§ Problem description: Go through the listing beneath this task and return every line that carries the string "жиры".

§ Supplied material:

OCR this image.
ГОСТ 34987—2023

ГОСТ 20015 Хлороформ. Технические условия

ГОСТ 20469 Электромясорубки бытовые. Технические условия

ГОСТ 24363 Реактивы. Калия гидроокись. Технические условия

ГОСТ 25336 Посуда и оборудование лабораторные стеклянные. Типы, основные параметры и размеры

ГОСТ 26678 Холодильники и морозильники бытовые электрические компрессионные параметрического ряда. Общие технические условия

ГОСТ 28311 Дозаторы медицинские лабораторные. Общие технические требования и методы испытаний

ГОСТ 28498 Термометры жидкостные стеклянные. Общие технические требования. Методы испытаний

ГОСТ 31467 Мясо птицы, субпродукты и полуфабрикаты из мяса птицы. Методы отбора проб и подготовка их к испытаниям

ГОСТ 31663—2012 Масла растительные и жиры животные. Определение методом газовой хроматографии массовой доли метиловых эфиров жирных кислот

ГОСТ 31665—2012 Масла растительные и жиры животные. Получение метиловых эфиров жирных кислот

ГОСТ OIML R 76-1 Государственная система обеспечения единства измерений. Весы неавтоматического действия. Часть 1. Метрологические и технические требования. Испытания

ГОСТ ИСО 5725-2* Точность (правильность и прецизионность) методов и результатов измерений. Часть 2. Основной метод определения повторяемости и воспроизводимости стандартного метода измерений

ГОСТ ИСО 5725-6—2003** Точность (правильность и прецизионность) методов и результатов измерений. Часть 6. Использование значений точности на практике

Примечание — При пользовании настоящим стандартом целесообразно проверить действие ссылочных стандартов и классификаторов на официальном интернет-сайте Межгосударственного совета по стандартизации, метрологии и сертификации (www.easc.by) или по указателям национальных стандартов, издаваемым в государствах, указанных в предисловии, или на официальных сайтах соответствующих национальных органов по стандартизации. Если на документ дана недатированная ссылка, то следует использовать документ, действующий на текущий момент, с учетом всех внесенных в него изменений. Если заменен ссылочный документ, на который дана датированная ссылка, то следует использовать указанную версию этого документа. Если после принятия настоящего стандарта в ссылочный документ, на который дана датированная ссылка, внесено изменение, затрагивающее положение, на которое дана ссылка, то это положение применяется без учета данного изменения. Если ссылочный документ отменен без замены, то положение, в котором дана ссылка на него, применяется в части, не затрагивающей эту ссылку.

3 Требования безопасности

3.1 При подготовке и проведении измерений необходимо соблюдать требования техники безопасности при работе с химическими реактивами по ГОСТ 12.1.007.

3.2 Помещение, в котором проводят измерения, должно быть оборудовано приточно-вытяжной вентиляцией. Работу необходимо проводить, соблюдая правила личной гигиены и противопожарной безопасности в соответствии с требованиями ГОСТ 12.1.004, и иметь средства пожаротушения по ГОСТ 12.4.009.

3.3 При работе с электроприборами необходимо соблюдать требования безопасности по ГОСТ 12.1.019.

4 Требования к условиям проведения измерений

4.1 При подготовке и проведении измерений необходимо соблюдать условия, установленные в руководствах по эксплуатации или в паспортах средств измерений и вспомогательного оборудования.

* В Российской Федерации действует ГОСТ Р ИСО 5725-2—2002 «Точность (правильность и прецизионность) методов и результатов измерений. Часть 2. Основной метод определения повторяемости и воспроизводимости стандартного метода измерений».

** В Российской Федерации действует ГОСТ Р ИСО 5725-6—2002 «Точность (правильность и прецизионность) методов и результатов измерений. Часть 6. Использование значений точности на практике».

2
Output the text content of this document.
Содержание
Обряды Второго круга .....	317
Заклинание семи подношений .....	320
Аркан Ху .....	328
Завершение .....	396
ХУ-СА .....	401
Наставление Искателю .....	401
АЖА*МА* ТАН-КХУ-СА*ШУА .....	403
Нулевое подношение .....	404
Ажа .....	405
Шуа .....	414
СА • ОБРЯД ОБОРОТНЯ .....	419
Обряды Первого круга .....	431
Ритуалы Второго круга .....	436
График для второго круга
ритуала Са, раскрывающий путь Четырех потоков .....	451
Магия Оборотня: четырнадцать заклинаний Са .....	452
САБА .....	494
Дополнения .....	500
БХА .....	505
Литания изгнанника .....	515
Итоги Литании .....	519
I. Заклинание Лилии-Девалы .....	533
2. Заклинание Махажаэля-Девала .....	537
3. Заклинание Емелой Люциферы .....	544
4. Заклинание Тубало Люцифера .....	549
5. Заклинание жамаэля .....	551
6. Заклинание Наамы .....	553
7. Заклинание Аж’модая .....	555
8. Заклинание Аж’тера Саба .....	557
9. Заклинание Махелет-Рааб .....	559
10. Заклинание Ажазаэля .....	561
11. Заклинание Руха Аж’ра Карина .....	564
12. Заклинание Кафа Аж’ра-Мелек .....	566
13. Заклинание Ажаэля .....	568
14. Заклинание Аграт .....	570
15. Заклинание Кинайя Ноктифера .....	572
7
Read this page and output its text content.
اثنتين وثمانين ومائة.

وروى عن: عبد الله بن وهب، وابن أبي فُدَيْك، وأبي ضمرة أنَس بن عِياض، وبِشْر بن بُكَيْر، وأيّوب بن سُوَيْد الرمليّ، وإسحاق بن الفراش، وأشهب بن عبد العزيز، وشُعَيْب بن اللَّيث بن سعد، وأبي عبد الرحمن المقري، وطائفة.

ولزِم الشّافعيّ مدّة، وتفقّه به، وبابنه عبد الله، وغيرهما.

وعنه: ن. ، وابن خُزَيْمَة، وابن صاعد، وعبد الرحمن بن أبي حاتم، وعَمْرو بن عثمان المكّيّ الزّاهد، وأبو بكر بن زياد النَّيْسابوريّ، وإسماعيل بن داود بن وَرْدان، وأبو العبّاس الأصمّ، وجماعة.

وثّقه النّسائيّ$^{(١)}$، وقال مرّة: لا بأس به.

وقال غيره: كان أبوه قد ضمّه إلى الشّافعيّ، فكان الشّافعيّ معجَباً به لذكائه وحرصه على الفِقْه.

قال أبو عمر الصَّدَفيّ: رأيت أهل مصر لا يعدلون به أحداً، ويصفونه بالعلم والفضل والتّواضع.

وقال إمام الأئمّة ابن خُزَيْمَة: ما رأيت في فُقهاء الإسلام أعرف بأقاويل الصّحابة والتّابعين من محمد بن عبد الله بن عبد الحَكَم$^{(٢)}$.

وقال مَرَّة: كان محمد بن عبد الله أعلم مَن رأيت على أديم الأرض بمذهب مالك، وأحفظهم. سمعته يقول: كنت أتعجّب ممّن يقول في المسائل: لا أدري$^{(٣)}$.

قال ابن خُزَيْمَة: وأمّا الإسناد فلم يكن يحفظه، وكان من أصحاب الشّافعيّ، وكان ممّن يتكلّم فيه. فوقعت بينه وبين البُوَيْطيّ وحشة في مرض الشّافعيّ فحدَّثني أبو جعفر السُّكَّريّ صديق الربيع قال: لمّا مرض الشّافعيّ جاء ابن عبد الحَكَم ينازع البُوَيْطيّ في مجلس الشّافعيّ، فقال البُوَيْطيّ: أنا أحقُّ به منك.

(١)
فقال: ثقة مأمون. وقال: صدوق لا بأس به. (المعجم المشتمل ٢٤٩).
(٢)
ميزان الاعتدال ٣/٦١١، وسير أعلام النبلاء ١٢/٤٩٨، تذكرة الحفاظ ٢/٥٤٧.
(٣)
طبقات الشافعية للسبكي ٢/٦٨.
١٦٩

§ Reply to the task:
ГОСТ 31663—2012 Масла растительные и жиры животные. Определение методом газовой хроматографии массовой доли метиловых эфиров жирных кислот
ГОСТ 31665—2012 Масла растительные и жиры животные. Получение метиловых эфиров жирных кислот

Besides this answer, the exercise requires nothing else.